**What is expected**
Your answer should be a single number: the count of lines holding the word "title".

+-------+

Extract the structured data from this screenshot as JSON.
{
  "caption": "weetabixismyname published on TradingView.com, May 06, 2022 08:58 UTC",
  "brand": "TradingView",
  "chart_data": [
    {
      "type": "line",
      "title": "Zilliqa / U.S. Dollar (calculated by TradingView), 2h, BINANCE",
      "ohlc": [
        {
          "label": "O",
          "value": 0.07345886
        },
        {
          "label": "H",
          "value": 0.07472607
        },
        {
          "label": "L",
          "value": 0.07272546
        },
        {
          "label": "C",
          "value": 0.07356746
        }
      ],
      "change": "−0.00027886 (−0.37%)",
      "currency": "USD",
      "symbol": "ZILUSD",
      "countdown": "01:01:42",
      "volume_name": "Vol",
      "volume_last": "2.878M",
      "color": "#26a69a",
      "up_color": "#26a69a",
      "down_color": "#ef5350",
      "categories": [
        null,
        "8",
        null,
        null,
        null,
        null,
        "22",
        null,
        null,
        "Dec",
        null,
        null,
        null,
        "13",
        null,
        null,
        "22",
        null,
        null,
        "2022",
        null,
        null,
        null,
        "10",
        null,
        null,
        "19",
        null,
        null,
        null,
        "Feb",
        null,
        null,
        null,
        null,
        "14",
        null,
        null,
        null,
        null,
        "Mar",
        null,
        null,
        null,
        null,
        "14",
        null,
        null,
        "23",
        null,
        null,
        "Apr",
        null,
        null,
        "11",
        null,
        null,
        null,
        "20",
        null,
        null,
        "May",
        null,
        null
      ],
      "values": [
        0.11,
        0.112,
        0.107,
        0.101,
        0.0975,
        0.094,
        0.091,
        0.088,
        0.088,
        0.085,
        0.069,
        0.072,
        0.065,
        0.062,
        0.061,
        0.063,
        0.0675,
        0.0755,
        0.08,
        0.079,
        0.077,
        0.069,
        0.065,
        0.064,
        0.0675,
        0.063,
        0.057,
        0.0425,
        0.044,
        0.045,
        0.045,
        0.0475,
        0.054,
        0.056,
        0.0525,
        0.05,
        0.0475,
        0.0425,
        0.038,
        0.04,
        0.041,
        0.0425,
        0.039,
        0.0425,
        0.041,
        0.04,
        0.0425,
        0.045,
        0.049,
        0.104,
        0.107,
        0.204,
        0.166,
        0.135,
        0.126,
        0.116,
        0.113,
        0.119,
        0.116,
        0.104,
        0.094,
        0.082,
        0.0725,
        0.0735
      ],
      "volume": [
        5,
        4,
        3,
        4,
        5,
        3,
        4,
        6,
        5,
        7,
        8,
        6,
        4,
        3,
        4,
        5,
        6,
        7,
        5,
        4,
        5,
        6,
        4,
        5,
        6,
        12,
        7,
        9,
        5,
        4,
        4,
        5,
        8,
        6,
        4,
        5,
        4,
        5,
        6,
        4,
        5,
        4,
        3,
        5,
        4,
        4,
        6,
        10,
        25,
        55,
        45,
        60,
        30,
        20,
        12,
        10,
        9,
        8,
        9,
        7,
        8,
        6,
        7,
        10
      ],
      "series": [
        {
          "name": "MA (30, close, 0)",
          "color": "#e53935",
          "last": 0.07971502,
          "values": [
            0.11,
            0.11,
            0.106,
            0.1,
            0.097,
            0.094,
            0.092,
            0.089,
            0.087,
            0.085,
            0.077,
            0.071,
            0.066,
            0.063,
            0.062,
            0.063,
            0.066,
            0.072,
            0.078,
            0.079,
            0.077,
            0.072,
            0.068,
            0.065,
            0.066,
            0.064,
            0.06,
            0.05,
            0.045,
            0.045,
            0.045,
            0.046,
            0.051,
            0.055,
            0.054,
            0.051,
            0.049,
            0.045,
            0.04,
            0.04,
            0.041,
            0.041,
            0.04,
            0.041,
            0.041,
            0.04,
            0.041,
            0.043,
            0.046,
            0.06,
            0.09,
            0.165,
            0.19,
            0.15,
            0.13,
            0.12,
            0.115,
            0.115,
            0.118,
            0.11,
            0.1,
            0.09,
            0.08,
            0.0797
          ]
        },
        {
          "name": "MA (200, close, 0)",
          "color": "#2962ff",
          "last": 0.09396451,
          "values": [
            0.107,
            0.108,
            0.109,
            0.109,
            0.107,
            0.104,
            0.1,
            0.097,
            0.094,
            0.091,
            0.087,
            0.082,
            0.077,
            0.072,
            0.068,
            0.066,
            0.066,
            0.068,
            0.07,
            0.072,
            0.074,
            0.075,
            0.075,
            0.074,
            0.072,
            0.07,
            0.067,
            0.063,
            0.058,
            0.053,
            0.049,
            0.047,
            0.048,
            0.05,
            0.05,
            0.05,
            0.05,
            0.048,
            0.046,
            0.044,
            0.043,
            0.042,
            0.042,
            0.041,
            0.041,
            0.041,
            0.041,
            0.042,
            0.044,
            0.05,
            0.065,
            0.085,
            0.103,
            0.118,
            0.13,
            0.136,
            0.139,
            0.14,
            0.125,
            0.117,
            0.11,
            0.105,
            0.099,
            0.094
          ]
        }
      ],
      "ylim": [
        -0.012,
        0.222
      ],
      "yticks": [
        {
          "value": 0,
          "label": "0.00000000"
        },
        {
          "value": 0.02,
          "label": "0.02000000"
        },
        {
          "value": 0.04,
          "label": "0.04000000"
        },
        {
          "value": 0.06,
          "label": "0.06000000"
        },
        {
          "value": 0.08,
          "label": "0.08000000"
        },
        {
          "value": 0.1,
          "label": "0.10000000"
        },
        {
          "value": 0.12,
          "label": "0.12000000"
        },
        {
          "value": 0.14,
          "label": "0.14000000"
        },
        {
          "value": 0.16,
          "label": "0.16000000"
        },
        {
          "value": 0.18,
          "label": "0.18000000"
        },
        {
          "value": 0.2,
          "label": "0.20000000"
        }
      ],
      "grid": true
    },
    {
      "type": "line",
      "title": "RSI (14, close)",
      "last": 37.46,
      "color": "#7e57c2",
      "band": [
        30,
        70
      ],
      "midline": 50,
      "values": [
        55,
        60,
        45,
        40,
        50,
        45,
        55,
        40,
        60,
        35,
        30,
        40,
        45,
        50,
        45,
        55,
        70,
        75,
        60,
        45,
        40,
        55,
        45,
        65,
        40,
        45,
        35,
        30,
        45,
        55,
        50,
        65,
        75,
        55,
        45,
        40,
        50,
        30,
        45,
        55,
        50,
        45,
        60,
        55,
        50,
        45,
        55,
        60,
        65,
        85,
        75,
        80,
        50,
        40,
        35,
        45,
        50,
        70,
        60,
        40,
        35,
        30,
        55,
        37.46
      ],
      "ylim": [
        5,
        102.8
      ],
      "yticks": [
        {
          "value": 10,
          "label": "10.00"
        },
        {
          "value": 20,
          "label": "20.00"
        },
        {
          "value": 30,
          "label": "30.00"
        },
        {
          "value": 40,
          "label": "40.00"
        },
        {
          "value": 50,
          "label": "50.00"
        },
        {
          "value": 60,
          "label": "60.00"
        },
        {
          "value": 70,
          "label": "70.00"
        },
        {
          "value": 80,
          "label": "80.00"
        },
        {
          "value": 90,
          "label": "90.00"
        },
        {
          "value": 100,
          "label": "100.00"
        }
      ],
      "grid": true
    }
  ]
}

+-------+

**Task output**
2